§ **Your task**
The data below needs to be returned exactly, line for line.

§ **Extracted records**
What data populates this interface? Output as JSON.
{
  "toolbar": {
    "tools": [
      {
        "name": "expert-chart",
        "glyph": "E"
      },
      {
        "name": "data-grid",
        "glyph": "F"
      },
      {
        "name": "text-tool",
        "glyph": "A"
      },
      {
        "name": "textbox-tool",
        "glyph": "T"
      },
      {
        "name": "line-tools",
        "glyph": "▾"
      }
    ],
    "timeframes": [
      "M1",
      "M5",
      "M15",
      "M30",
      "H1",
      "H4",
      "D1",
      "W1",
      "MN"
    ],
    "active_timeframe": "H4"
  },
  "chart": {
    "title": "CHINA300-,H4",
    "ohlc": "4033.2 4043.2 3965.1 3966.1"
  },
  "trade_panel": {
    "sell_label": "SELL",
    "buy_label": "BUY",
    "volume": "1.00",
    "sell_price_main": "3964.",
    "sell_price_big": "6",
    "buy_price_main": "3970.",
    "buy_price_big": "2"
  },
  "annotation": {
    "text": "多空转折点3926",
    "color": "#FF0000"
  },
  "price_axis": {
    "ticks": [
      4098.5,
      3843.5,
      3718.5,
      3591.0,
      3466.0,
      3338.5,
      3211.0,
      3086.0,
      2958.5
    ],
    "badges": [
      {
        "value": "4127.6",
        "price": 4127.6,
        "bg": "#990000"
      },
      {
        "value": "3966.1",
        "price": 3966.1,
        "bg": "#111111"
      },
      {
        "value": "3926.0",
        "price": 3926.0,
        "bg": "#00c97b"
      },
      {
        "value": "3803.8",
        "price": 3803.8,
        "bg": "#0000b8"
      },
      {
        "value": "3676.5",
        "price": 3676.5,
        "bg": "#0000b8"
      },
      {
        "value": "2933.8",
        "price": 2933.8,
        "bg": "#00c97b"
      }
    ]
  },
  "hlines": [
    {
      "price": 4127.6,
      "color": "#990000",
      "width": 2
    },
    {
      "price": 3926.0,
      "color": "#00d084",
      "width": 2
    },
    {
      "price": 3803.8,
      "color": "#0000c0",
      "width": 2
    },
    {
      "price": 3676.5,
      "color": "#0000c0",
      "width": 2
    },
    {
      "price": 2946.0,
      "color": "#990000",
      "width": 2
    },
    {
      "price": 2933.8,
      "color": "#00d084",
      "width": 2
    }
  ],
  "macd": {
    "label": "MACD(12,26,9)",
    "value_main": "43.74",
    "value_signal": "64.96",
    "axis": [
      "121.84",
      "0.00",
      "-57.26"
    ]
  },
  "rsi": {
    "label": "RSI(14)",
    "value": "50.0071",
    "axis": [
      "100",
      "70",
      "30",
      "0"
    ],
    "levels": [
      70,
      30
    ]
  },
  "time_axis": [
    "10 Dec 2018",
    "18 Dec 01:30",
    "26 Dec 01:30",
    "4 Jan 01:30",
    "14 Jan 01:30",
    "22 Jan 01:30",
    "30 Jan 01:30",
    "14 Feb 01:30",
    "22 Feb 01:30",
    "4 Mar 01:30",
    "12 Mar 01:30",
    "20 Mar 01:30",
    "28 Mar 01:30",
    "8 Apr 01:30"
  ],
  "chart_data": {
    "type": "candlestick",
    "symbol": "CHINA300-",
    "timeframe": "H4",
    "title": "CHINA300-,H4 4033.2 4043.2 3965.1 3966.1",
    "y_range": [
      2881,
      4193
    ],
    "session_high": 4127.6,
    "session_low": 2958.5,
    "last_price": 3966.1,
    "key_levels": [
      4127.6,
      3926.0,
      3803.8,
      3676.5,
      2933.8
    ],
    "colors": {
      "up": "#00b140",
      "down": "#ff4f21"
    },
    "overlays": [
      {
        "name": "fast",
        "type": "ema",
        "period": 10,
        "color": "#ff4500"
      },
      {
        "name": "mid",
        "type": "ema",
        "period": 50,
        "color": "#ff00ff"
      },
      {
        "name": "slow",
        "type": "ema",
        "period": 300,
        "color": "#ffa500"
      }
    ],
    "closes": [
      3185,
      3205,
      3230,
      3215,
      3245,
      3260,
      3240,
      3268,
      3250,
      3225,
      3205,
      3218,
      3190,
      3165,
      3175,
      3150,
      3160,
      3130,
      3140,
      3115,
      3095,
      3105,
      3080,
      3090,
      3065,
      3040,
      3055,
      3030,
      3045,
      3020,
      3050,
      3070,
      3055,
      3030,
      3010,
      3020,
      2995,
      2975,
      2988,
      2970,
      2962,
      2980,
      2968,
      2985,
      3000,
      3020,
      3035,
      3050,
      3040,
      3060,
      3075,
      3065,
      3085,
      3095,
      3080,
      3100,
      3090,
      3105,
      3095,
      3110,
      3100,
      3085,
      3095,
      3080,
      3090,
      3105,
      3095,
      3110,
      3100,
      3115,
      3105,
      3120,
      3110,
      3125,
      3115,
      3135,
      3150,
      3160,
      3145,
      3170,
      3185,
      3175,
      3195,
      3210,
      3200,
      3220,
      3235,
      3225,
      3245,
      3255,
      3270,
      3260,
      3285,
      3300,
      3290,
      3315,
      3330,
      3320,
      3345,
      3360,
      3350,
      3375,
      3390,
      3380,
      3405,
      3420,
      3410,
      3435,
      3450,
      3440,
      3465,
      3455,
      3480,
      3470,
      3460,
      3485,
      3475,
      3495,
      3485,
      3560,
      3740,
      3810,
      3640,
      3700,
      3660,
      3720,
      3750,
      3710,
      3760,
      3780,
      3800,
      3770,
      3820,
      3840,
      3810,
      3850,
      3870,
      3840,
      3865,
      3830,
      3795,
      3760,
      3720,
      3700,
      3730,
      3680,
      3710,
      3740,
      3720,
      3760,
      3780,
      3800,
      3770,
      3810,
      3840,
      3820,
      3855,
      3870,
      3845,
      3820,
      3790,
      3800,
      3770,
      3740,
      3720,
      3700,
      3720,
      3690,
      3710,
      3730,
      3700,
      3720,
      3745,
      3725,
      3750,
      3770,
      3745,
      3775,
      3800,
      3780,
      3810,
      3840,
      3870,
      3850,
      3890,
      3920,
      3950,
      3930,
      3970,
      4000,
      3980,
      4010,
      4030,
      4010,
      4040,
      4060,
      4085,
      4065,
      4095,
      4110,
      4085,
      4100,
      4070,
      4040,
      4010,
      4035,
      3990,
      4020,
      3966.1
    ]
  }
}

§ **Answer to this exercise**
What data populates this interface? Output as JSON.
{
  "toolbar": {
    "tools": [
      {
        "name": "expert-chart",
        "glyph": "E"
      },
      {
        "name": "data-grid",
        "glyph": "F"
      },
      {
        "name": "text-tool",
        "glyph": "A"
      },
      {
        "name": "textbox-tool",
        "glyph": "T"
      },
      {
        "name": "line-tools",
        "glyph": "▾"
      }
    ],
    "timeframes": [
      "M1",
      "M5",
      "M15",
      "M30",
      "H1",
      "H4",
      "D1",
      "W1",
      "MN"
    ],
    "active_timeframe": "H4"
  },
  "chart": {
    "title": "CHINA300-,H4",
    "ohlc": "4033.2 4043.2 3965.1 3966.1"
  },
  "trade_panel": {
    "sell_label": "SELL",
    "buy_label": "BUY",
    "volume": "1.00",
    "sell_price_main": "3964.",
    "sell_price_big": "6",
    "buy_price_main": "3970.",
    "buy_price_big": "2"
  },
  "annotation": {
    "text": "多空转折点3926",
    "color": "#FF0000"
  },
  "price_axis": {
    "ticks": [
      4098.5,
      3843.5,
      3718.5,
      3591.0,
      3466.0,
      3338.5,
      3211.0,
      3086.0,
      2958.5
    ],
    "badges": [
      {
        "value": "4127.6",
        "price": 4127.6,
        "bg": "#990000"
      },
      {
        "value": "3966.1",
        "price": 3966.1,
        "bg": "#111111"
      },
      {
        "value": "3926.0",
        "price": 3926.0,
        "bg": "#00c97b"
      },
      {
        "value": "3803.8",
        "price": 3803.8,
        "bg": "#0000b8"
      },
      {
        "value": "3676.5",
        "price": 3676.5,
        "bg": "#0000b8"
      },
      {
        "value": "2933.8",
        "price": 2933.8,
        "bg": "#00c97b"
      }
    ]
  },
  "hlines": [
    {
      "price": 4127.6,
      "color": "#990000",
      "width": 2
    },
    {
      "price": 3926.0,
      "color": "#00d084",
      "width": 2
    },
    {
      "price": 3803.8,
      "color": "#0000c0",
      "width": 2
    },
    {
      "price": 3676.5,
      "color": "#0000c0",
      "width": 2
    },
    {
      "price": 2946.0,
      "color": "#990000",
      "width": 2
    },
    {
      "price": 2933.8,
      "color": "#00d084",
      "width": 2
    }
  ],
  "macd": {
    "label": "MACD(12,26,9)",
    "value_main": "43.74",
    "value_signal": "64.96",
    "axis": [
      "121.84",
      "0.00",
      "-57.26"
    ]
  },
  "rsi": {
    "label": "RSI(14)",
    "value": "50.0071",
    "axis": [
      "100",
      "70",
      "30",
      "0"
    ],
    "levels": [
      70,
      30
    ]
  },
  "time_axis": [
    "10 Dec 2018",
    "18 Dec 01:30",
    "26 Dec 01:30",
    "4 Jan 01:30",
    "14 Jan 01:30",
    "22 Jan 01:30",
    "30 Jan 01:30",
    "14 Feb 01:30",
    "22 Feb 01:30",
    "4 Mar 01:30",
    "12 Mar 01:30",
    "20 Mar 01:30",
    "28 Mar 01:30",
    "8 Apr 01:30"
  ],
  "chart_data": {
    "type": "candlestick",
    "symbol": "CHINA300-",
    "timeframe": "H4",
    "title": "CHINA300-,H4 4033.2 4043.2 3965.1 3966.1",
    "y_range": [
      2881,
      4193
    ],
    "session_high": 4127.6,
    "session_low": 2958.5,
    "last_price": 3966.1,
    "key_levels": [
      4127.6,
      3926.0,
      3803.8,
      3676.5,
      2933.8
    ],
    "colors": {
      "up": "#00b140",
      "down": "#ff4f21"
    },
    "overlays": [
      {
        "name": "fast",
        "type": "ema",
        "period": 10,
        "color": "#ff4500"
      },
      {
        "name": "mid",
        "type": "ema",
        "period": 50,
        "color": "#ff00ff"
      },
      {
        "name": "slow",
        "type": "ema",
        "period": 300,
        "color": "#ffa500"
      }
    ],
    "closes": [
      3185,
      3205,
      3230,
      3215,
      3245,
      3260,
      3240,
      3268,
      3250,
      3225,
      3205,
      3218,
      3190,
      3165,
      3175,
      3150,
      3160,
      3130,
      3140,
      3115,
      3095,
      3105,
      3080,
      3090,
      3065,
      3040,
      3055,
      3030,
      3045,
      3020,
      3050,
      3070,
      3055,
      3030,
      3010,
      3020,
      2995,
      2975,
      2988,
      2970,
      2962,
      2980,
      2968,
      2985,
      3000,
      3020,
      3035,
      3050,
      3040,
      3060,
      3075,
      3065,
      3085,
      3095,
      3080,
      3100,
      3090,
      3105,
      3095,
      3110,
      3100,
      3085,
      3095,
      3080,
      3090,
      3105,
      3095,
      3110,
      3100,
      3115,
      3105,
      3120,
      3110,
      3125,
      3115,
      3135,
      3150,
      3160,
      3145,
      3170,
      3185,
      3175,
      3195,
      3210,
      3200,
      3220,
      3235,
      3225,
      3245,
      3255,
      3270,
      3260,
      3285,
      3300,
      3290,
      3315,
      3330,
      3320,
      3345,
      3360,
      3350,
      3375,
      3390,
      3380,
      3405,
      3420,
      3410,
      3435,
      3450,
      3440,
      3465,
      3455,
      3480,
      3470,
      3460,
      3485,
      3475,
      3495,
      3485,
      3560,
      3740,
      3810,
      3640,
      3700,
      3660,
      3720,
      3750,
      3710,
      3760,
      3780,
      3800,
      3770,
      3820,
      3840,
      3810,
      3850,
      3870,
      3840,
      3865,
      3830,
      3795,
      3760,
      3720,
      3700,
      3730,
      3680,
      3710,
      3740,
      3720,
      3760,
      3780,
      3800,
      3770,
      3810,
      3840,
      3820,
      3855,
      3870,
      3845,
      3820,
      3790,
      3800,
      3770,
      3740,
      3720,
      3700,
      3720,
      3690,
      3710,
      3730,
      3700,
      3720,
      3745,
      3725,
      3750,
      3770,
      3745,
      3775,
      3800,
      3780,
      3810,
      3840,
      3870,
      3850,
      3890,
      3920,
      3950,
      3930,
      3970,
      4000,
      3980,
      4010,
      4030,
      4010,
      4040,
      4060,
      4085,
      4065,
      4095,
      4110,
      4085,
      4100,
      4070,
      4040,
      4010,
      4035,
      3990,
      4020,
      3966.1
    ]
  }
}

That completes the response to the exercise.